**Prompt**
Gather every line in the records below that contains the word "ylabel".

── Provided data

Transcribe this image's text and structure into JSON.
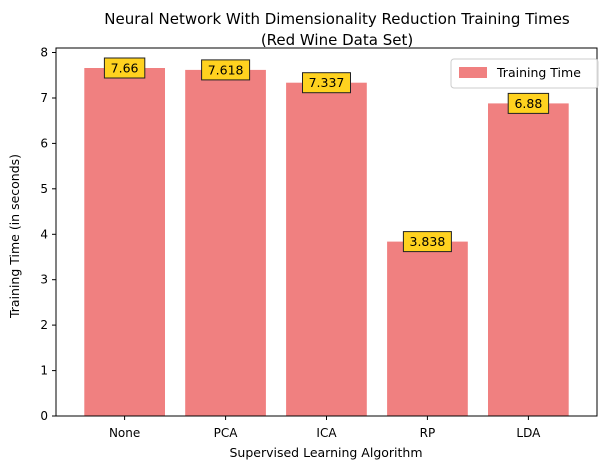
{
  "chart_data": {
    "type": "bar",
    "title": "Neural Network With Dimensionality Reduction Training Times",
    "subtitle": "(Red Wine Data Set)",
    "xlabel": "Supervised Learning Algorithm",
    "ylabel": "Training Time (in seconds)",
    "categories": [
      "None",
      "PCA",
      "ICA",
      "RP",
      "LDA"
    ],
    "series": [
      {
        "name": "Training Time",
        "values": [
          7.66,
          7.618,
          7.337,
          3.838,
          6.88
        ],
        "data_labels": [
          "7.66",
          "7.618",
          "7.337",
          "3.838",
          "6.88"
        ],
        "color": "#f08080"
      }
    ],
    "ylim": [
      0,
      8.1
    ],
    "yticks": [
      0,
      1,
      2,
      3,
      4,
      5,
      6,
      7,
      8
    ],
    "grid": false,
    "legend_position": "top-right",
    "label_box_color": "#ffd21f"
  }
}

────
── Provided data

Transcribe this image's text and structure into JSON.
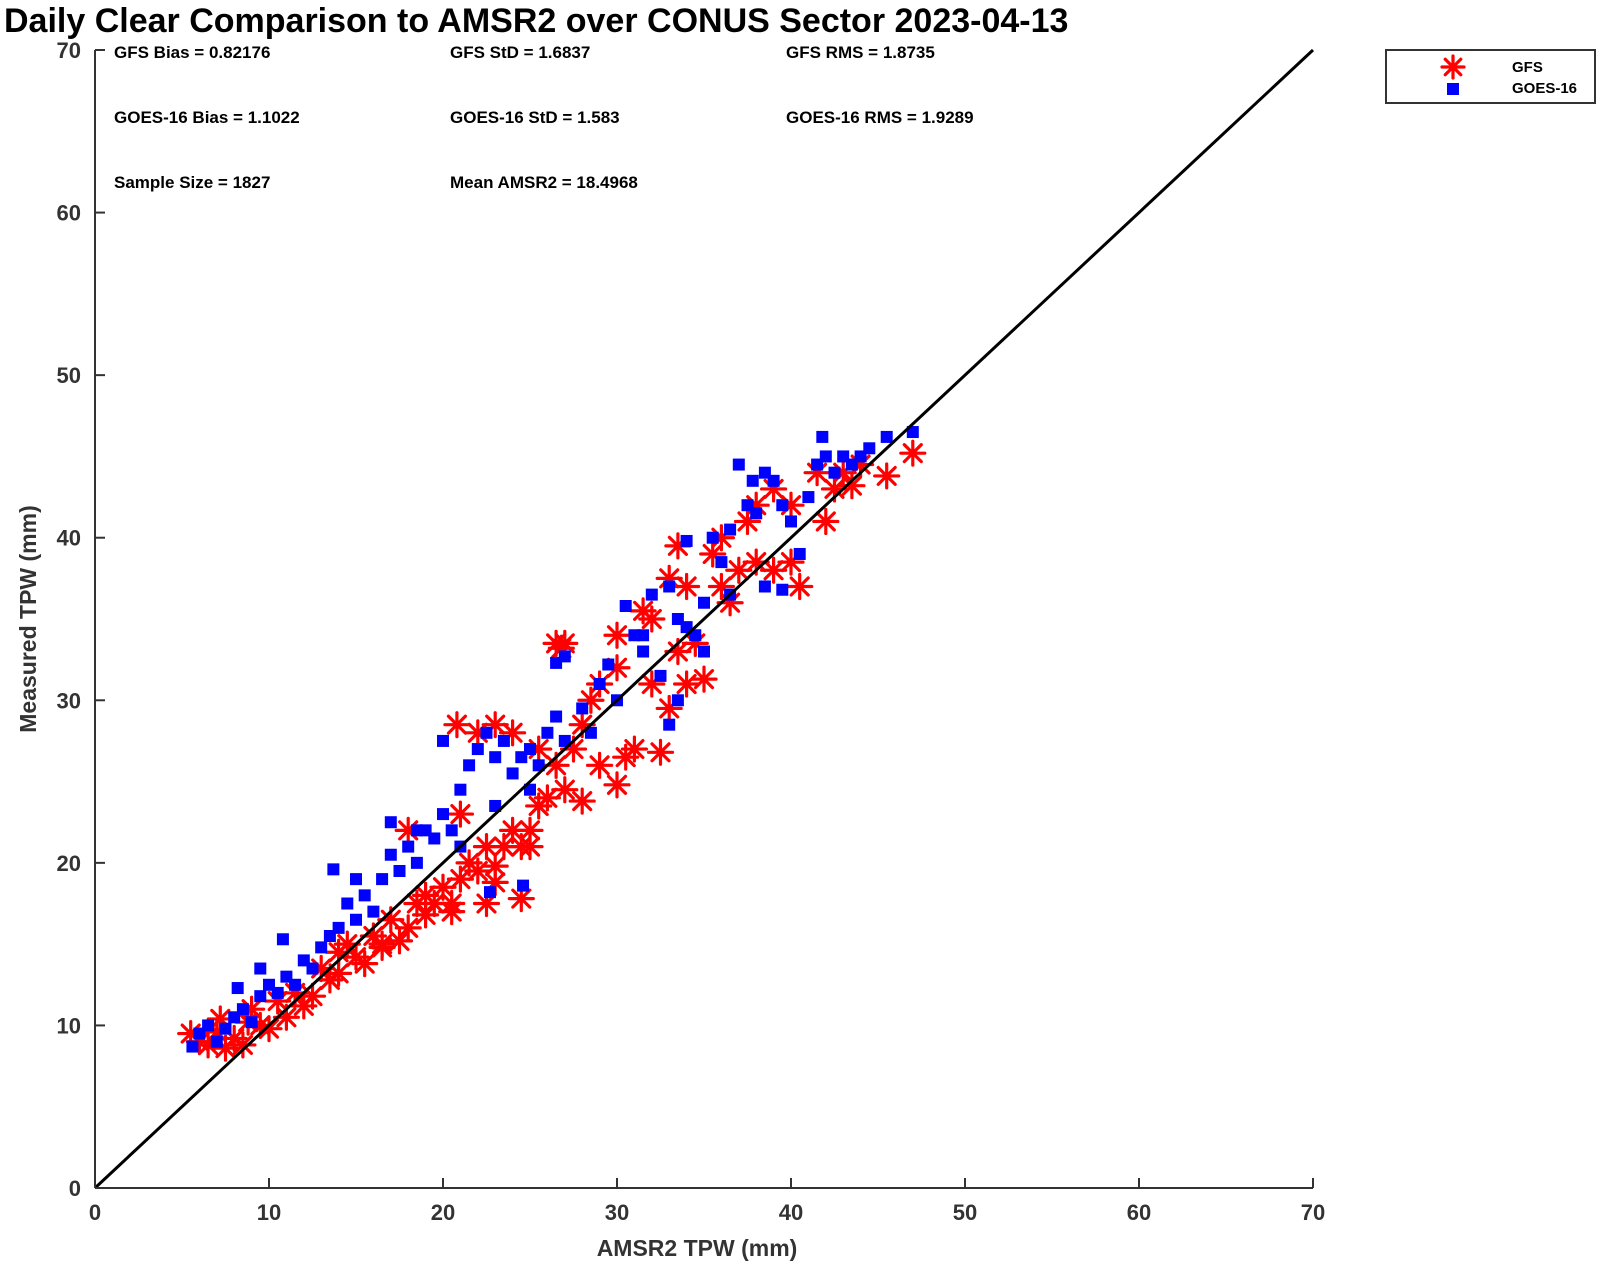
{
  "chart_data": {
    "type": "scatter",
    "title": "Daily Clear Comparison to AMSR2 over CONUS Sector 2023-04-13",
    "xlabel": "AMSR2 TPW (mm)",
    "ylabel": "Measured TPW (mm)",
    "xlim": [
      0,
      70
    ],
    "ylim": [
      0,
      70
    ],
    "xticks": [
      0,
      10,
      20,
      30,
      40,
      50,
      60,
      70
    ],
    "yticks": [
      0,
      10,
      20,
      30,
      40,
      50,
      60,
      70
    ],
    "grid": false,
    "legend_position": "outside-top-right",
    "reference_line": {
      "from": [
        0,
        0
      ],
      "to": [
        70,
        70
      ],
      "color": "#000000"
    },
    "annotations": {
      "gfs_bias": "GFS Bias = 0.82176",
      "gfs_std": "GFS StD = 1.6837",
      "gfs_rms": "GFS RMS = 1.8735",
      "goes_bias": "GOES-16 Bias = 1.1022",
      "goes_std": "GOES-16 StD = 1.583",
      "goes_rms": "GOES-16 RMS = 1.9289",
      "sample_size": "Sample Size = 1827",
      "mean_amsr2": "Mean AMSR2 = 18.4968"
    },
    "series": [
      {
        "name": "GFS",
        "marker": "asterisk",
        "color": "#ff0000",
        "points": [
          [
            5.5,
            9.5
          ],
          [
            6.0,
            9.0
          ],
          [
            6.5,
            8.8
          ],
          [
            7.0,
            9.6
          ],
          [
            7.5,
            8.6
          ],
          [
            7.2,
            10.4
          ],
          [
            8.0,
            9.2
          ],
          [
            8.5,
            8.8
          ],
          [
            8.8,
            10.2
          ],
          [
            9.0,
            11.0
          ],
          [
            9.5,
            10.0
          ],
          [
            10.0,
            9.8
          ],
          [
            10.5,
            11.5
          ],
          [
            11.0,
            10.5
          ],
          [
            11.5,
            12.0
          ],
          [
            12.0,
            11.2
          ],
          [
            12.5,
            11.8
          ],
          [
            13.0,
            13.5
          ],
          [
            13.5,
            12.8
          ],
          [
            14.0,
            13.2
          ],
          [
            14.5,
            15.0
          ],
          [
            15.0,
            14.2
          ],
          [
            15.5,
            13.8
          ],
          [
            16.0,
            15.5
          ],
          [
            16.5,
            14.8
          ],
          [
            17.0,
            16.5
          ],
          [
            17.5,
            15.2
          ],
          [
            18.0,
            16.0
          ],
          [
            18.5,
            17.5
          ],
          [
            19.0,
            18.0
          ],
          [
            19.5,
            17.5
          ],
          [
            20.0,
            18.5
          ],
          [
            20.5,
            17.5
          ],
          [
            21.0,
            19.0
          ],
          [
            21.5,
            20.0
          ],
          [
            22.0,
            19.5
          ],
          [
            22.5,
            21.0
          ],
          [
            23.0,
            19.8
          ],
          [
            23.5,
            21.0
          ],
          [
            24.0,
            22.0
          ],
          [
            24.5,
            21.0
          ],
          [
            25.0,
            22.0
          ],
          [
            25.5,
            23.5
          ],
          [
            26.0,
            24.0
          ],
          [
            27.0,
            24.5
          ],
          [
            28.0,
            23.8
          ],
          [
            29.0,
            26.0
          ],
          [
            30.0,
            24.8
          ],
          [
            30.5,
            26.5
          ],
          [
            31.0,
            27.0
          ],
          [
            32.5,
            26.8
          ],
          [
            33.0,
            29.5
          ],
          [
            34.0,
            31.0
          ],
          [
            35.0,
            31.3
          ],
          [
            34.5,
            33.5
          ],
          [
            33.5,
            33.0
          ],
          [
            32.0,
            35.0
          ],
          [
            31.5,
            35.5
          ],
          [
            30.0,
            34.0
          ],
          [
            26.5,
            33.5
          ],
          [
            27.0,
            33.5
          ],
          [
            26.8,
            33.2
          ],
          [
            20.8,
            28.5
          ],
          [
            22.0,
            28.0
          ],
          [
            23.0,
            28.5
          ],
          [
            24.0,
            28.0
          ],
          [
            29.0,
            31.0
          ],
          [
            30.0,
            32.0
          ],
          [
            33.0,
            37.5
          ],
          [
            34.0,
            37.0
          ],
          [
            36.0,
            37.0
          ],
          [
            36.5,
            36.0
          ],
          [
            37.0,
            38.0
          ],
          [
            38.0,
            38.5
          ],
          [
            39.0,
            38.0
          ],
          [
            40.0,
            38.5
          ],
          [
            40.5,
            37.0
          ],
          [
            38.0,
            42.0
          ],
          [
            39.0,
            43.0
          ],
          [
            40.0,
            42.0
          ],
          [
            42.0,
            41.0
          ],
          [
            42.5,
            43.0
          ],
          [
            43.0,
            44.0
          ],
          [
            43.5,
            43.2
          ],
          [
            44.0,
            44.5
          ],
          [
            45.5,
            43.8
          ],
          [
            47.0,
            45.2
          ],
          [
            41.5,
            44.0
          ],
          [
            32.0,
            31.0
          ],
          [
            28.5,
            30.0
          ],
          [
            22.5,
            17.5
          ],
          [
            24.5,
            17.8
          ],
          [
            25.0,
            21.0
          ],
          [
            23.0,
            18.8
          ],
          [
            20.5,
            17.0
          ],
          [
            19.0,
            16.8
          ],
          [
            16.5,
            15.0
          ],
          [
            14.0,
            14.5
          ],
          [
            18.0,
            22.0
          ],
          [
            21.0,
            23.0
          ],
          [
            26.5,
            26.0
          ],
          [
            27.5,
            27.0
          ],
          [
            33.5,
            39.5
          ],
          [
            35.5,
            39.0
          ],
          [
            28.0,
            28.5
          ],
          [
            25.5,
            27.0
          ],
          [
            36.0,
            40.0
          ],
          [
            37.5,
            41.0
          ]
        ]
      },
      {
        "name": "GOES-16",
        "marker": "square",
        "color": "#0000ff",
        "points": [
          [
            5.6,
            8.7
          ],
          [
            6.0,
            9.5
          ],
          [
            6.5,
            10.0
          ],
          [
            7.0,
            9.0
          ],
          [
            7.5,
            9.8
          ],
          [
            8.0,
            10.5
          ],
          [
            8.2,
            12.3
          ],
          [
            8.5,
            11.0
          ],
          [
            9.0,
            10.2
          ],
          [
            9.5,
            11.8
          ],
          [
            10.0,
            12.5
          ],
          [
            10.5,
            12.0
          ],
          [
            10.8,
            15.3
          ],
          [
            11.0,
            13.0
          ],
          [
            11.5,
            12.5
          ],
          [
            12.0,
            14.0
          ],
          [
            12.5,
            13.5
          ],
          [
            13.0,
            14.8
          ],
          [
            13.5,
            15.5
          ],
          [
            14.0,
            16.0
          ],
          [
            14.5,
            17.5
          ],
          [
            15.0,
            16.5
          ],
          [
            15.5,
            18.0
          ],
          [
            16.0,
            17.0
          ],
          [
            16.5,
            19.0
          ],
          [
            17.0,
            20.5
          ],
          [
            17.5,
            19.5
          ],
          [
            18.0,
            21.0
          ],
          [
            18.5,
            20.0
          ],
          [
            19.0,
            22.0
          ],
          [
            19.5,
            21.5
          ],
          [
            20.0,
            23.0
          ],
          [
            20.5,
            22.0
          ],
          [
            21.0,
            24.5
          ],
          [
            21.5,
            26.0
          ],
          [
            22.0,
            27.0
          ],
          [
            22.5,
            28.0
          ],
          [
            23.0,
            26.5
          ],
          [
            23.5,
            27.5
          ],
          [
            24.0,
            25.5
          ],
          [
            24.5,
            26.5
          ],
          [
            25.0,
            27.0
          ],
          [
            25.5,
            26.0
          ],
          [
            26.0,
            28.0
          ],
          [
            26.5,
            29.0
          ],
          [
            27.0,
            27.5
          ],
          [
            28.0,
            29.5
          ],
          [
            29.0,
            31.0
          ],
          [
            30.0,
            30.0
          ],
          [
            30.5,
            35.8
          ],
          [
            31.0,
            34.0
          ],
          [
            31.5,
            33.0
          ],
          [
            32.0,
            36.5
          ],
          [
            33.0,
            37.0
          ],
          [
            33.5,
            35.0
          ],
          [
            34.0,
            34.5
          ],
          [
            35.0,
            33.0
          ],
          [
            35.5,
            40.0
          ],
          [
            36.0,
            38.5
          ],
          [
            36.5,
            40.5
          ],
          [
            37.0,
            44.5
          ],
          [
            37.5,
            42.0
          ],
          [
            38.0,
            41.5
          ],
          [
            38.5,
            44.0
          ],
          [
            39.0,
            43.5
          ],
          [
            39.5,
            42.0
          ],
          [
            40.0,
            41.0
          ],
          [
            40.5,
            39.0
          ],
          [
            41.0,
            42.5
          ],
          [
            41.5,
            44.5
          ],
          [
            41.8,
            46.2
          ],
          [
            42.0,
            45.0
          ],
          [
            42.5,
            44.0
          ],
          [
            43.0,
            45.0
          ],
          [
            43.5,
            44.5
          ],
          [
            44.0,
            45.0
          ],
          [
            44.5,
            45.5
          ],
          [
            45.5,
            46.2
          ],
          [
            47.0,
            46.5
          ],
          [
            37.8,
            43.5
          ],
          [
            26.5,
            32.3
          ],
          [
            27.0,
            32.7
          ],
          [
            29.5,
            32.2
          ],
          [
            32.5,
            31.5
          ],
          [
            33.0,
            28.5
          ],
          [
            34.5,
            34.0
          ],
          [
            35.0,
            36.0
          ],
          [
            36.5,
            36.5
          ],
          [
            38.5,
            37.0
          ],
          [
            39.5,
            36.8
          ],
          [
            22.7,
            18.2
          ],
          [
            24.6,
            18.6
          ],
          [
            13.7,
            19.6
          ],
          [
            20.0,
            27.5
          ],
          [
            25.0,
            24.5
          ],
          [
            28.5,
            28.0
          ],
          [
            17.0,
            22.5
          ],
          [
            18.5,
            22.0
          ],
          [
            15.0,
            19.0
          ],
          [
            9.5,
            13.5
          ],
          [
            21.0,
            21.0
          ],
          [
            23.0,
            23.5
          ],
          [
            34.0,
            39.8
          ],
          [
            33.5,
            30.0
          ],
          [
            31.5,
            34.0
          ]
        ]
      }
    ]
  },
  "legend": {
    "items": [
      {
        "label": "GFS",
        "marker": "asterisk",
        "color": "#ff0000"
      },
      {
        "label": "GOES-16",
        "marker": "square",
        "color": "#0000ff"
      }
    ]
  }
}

────

**Problem solution**
    "ylabel": "Training Time (in seconds)",
    "ylabel": "Measured TPW (mm)",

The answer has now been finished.